**Material to process**
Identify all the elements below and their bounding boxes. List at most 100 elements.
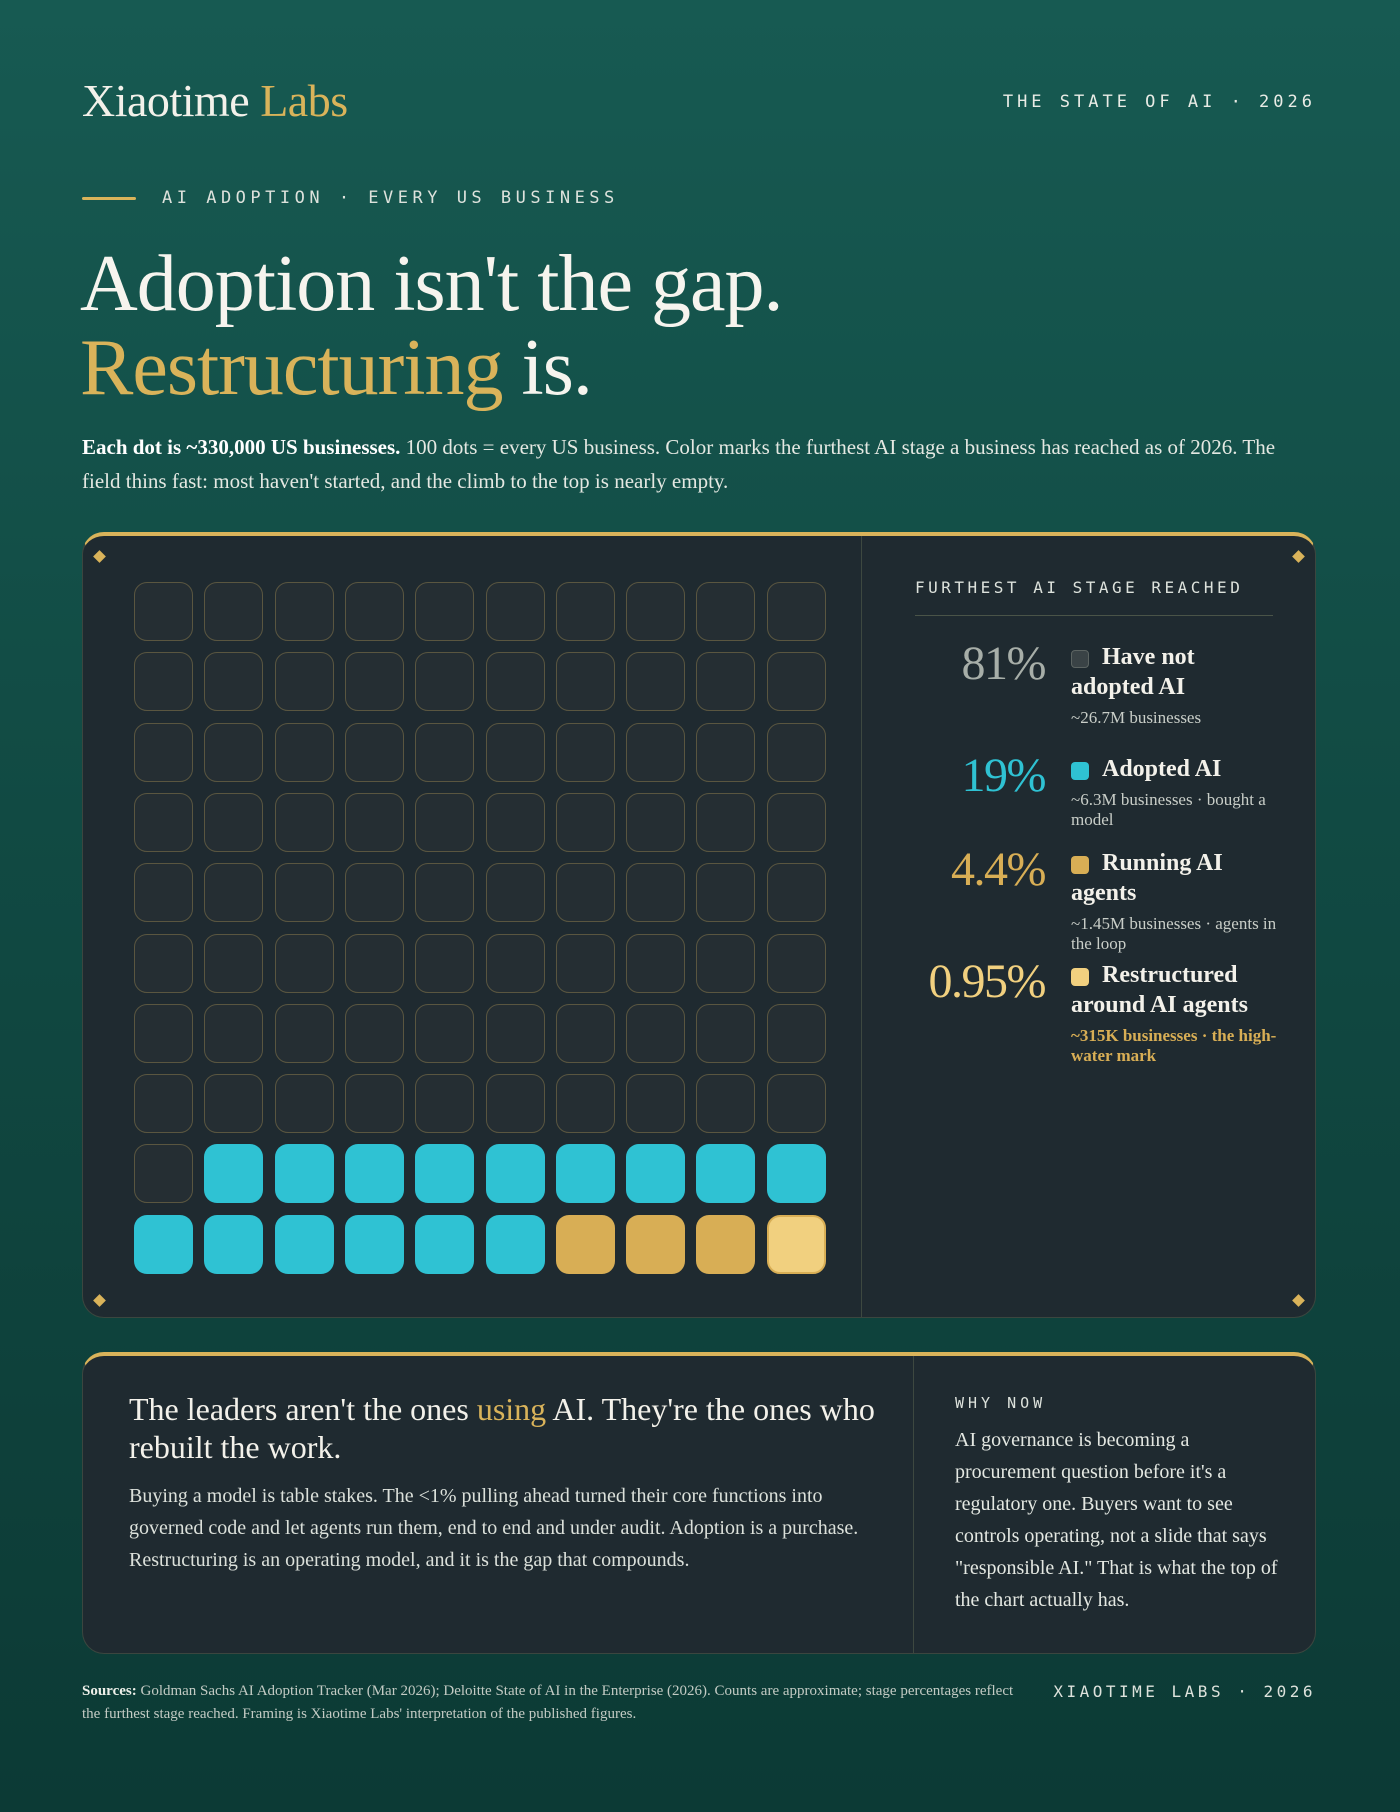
waffle-dot-none [344, 1074, 404, 1134]
waffle-dot-none [274, 582, 334, 641]
intro-bold: Each dot is ~330,000 US businesses. [82, 435, 401, 459]
kicker: AI ADOPTION · EVERY US BUSINESS [82, 188, 619, 208]
legend-label: Have not adopted AI [1071, 644, 1195, 700]
waffle-dot-none [204, 722, 264, 782]
intro-text: 100 dots = every US business. Color mark… [82, 435, 1276, 493]
waffle-dot-none [204, 863, 264, 923]
waffle-dot-none [134, 652, 193, 712]
waffle-dot-none [415, 1074, 475, 1134]
waffle-dot-none [626, 652, 686, 712]
waffle-dot-none [485, 863, 545, 923]
waffle-dot-none [555, 652, 615, 712]
waffle-dot-adopted [274, 1214, 334, 1274]
waffle-dot-none [766, 582, 826, 641]
brand-name: Xiaotime [82, 75, 250, 126]
waffle-dot-none [626, 1074, 686, 1134]
insight-card: The leaders aren't the ones using AI. Th… [82, 1352, 1316, 1654]
waffle-dot-adopted [696, 1144, 756, 1204]
waffle-dot-adopted [485, 1214, 545, 1274]
waffle-dot-none [555, 933, 615, 993]
waffle-dot-none [274, 652, 334, 712]
waffle-dot-none [344, 1003, 404, 1063]
waffle-dot-none [344, 863, 404, 923]
waffle-dot-none [204, 933, 264, 993]
kicker-rule [82, 196, 136, 200]
waffle-dot-none [274, 722, 334, 782]
legend-item-none: 81% Have not adopted AI ~26.7M businesses [915, 632, 1273, 744]
legend: FURTHEST AI STAGE REACHED 81% Have not ad… [915, 578, 1277, 1074]
waffle-dot-none [626, 863, 686, 923]
waffle-dot-none [696, 792, 756, 852]
footer-brand: XIAOTIME LABS · 2026 [1053, 1682, 1316, 1701]
waffle-dot-none [696, 1003, 756, 1063]
waffle-dot-none [626, 1003, 686, 1063]
waffle-dot-none [134, 792, 193, 852]
waffle-dot-none [204, 792, 264, 852]
corner-diamond-icon [93, 550, 106, 563]
waffle-dot-adopted [344, 1214, 404, 1274]
waffle-dot-none [696, 582, 756, 641]
waffle-dot-none [344, 722, 404, 782]
why-now-title: WHY NOW [955, 1394, 1047, 1412]
waffle-dot-none [555, 722, 615, 782]
waffle-dot-none [274, 792, 334, 852]
waffle-dot-none [766, 722, 826, 782]
waffle-dot-none [204, 1074, 264, 1134]
legend-swatch [1071, 856, 1089, 874]
waffle-dot-adopted [485, 1144, 545, 1204]
waffle-dot-none [134, 863, 193, 923]
legend-sub: ~26.7M businesses [1071, 708, 1202, 727]
lead-post: AI. They're the ones who rebuilt the wor… [129, 1391, 875, 1465]
waffle-dot-none [485, 1074, 545, 1134]
corner-diamond-icon [1292, 550, 1305, 563]
waffle-dot-agents [696, 1214, 756, 1274]
waffle-dot-none [485, 652, 545, 712]
waffle-dot-adopted [274, 1144, 334, 1204]
waffle-dot-none [696, 722, 756, 782]
waffle-dot-adopted [766, 1144, 826, 1204]
waffle-dot-agents [555, 1214, 615, 1274]
waffle-dot-none [626, 933, 686, 993]
waffle-dot-none [696, 863, 756, 923]
intro-paragraph: Each dot is ~330,000 US businesses. 100 … [82, 430, 1282, 498]
edition-label: THE STATE OF AI · 2026 [1002, 92, 1316, 112]
insight-body: Buying a model is table stakes. The <1% … [129, 1485, 859, 1571]
legend-swatch [1071, 968, 1089, 986]
legend-label: Running AI agents [1071, 850, 1223, 906]
waffle-dot-none [626, 792, 686, 852]
waffle-dot-none [485, 582, 545, 641]
legend-label: Restructured around AI agents [1071, 962, 1248, 1018]
brand-logo: Xiaotime Labs [82, 74, 348, 127]
waffle-dot-none [344, 582, 404, 641]
waffle-dot-none [766, 863, 826, 923]
headline-line2: is. [521, 324, 592, 412]
legend-item-restructured: 0.95% Restructured around AI agents ~315K … [915, 950, 1277, 1074]
legend-item-agents: 4.4% Running AI agents ~1.45M businesses ·… [915, 838, 1276, 953]
waffle-dot-none [555, 1003, 615, 1063]
legend-sub: ~6.3M businesses · bought a model [1071, 790, 1266, 829]
legend-sub: ~1.45M businesses · agents in the loop [1071, 914, 1277, 953]
waffle-dot-none [344, 933, 404, 993]
legend-items: 81% Have not adopted AI ~26.7M businesses 1… [915, 632, 1277, 1074]
sources-label: Sources: [82, 1683, 137, 1699]
lead-pre: The leaders aren't the ones [129, 1391, 469, 1427]
waffle-dot-none [555, 792, 615, 852]
waffle-dot-adopted [626, 1144, 686, 1204]
waffle-dot-none [134, 1003, 193, 1063]
waffle-dot-adopted [415, 1214, 475, 1274]
waffle-dot-none [485, 792, 545, 852]
chart-card: FURTHEST AI STAGE REACHED 81% Have not ad… [82, 532, 1316, 1318]
waffle-dot-adopted [555, 1144, 615, 1204]
waffle-dot-none [696, 652, 756, 712]
sources-note: Sources: Goldman Sachs AI Adoption Track… [82, 1680, 1022, 1726]
sources-text: Goldman Sachs AI Adoption Tracker (Mar 2… [82, 1683, 1014, 1722]
page-title: Adoption isn't the gap. Restructuring is… [80, 242, 783, 412]
legend-swatch [1071, 650, 1089, 668]
waffle-dot-none [134, 1144, 193, 1204]
card-divider [913, 1356, 914, 1653]
waffle-chart [134, 582, 826, 1274]
insight-lead: The leaders aren't the ones using AI. Th… [129, 1390, 889, 1466]
waffle-dot-adopted [204, 1144, 264, 1204]
waffle-dot-none [134, 1074, 193, 1134]
waffle-dot-restructured [766, 1214, 826, 1274]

**Directions**
Can you reproduce every line of the records above word for word, leaving out the pictures?

**The result**
Identify all the elements below and their bounding boxes. List at most 100 elements.
waffle-dot-none [344, 1074, 404, 1134]
waffle-dot-none [274, 582, 334, 641]
intro-bold: Each dot is ~330,000 US businesses. [82, 435, 401, 459]
kicker: AI ADOPTION · EVERY US BUSINESS [82, 188, 619, 208]
legend-label: Have not adopted AI [1071, 644, 1195, 700]
waffle-dot-none [204, 722, 264, 782]
intro-text: 100 dots = every US business. Color mark… [82, 435, 1276, 493]
waffle-dot-none [204, 863, 264, 923]
waffle-dot-none [134, 652, 193, 712]
waffle-dot-none [415, 1074, 475, 1134]
waffle-dot-none [626, 652, 686, 712]
waffle-dot-none [485, 863, 545, 923]
waffle-dot-none [555, 652, 615, 712]
waffle-dot-adopted [274, 1214, 334, 1274]
waffle-dot-none [766, 582, 826, 641]
brand-name: Xiaotime [82, 75, 250, 126]
waffle-dot-none [626, 1074, 686, 1134]
insight-card: The leaders aren't the ones using AI. Th… [82, 1352, 1316, 1654]
waffle-dot-adopted [696, 1144, 756, 1204]
waffle-dot-adopted [485, 1214, 545, 1274]
waffle-dot-none [555, 933, 615, 993]
waffle-dot-none [274, 652, 334, 712]
waffle-dot-none [344, 1003, 404, 1063]
waffle-dot-none [344, 863, 404, 923]
waffle-dot-none [204, 933, 264, 993]
kicker-rule [82, 196, 136, 200]
waffle-dot-none [274, 722, 334, 782]
legend-item-none: 81% Have not adopted AI ~26.7M businesses [915, 632, 1273, 744]
legend: FURTHEST AI STAGE REACHED 81% Have not ad… [915, 578, 1277, 1074]
waffle-dot-none [626, 863, 686, 923]
waffle-dot-none [696, 792, 756, 852]
footer-brand: XIAOTIME LABS · 2026 [1053, 1682, 1316, 1701]
waffle-dot-none [696, 1003, 756, 1063]
waffle-dot-none [626, 1003, 686, 1063]
waffle-dot-none [134, 792, 193, 852]
waffle-dot-none [204, 792, 264, 852]
corner-diamond-icon [93, 550, 106, 563]
waffle-dot-adopted [344, 1214, 404, 1274]
waffle-dot-none [696, 582, 756, 641]
waffle-dot-none [344, 722, 404, 782]
why-now-title: WHY NOW [955, 1394, 1047, 1412]
waffle-dot-none [555, 722, 615, 782]
waffle-dot-none [274, 792, 334, 852]
waffle-dot-none [766, 722, 826, 782]
waffle-dot-none [204, 1074, 264, 1134]
legend-swatch [1071, 856, 1089, 874]
waffle-dot-adopted [485, 1144, 545, 1204]
waffle-dot-none [134, 863, 193, 923]
legend-sub: ~26.7M businesses [1071, 708, 1202, 727]
lead-post: AI. They're the ones who rebuilt the wor… [129, 1391, 875, 1465]
waffle-dot-none [485, 1074, 545, 1134]
corner-diamond-icon [1292, 550, 1305, 563]
waffle-dot-agents [696, 1214, 756, 1274]
waffle-dot-none [485, 652, 545, 712]
waffle-dot-adopted [274, 1144, 334, 1204]
waffle-dot-none [696, 722, 756, 782]
waffle-dot-adopted [766, 1144, 826, 1204]
waffle-dot-agents [555, 1214, 615, 1274]
waffle-dot-none [626, 933, 686, 993]
waffle-dot-none [696, 863, 756, 923]
intro-paragraph: Each dot is ~330,000 US businesses. 100 … [82, 430, 1282, 498]
edition-label: THE STATE OF AI · 2026 [1002, 92, 1316, 112]
insight-body: Buying a model is table stakes. The <1% … [129, 1485, 859, 1571]
legend-swatch [1071, 968, 1089, 986]
legend-label: Running AI agents [1071, 850, 1223, 906]
waffle-dot-none [626, 792, 686, 852]
waffle-dot-none [485, 582, 545, 641]
legend-label: Restructured around AI agents [1071, 962, 1248, 1018]
brand-logo: Xiaotime Labs [82, 74, 348, 127]
waffle-dot-none [344, 582, 404, 641]
waffle-dot-none [766, 863, 826, 923]
headline-line2: is. [521, 324, 592, 412]
legend-item-restructured: 0.95% Restructured around AI agents ~315K … [915, 950, 1277, 1074]
legend-item-agents: 4.4% Running AI agents ~1.45M businesses ·… [915, 838, 1276, 953]
waffle-dot-none [555, 1003, 615, 1063]
legend-sub: ~6.3M businesses · bought a model [1071, 790, 1266, 829]
legend-sub: ~1.45M businesses · agents in the loop [1071, 914, 1277, 953]
waffle-dot-none [344, 933, 404, 993]
legend-items: 81% Have not adopted AI ~26.7M businesses 1… [915, 632, 1277, 1074]
sources-label: Sources: [82, 1683, 137, 1699]
lead-pre: The leaders aren't the ones [129, 1391, 469, 1427]
waffle-dot-none [555, 792, 615, 852]
waffle-dot-adopted [626, 1144, 686, 1204]
waffle-dot-none [134, 1003, 193, 1063]
waffle-dot-adopted [415, 1214, 475, 1274]
waffle-dot-none [485, 792, 545, 852]
chart-card: FURTHEST AI STAGE REACHED 81% Have not ad… [82, 532, 1316, 1318]
waffle-dot-adopted [555, 1144, 615, 1204]
waffle-dot-none [696, 652, 756, 712]
sources-note: Sources: Goldman Sachs AI Adoption Track… [82, 1680, 1022, 1726]
sources-text: Goldman Sachs AI Adoption Tracker (Mar 2… [82, 1683, 1014, 1722]
page-title: Adoption isn't the gap. Restructuring is… [80, 242, 783, 412]
legend-swatch [1071, 650, 1089, 668]
waffle-dot-none [134, 1144, 193, 1204]
card-divider [913, 1356, 914, 1653]
waffle-chart [134, 582, 826, 1274]
insight-lead: The leaders aren't the ones using AI. Th… [129, 1390, 889, 1466]
waffle-dot-adopted [204, 1144, 264, 1204]
waffle-dot-none [134, 1074, 193, 1134]
waffle-dot-restructured [766, 1214, 826, 1274]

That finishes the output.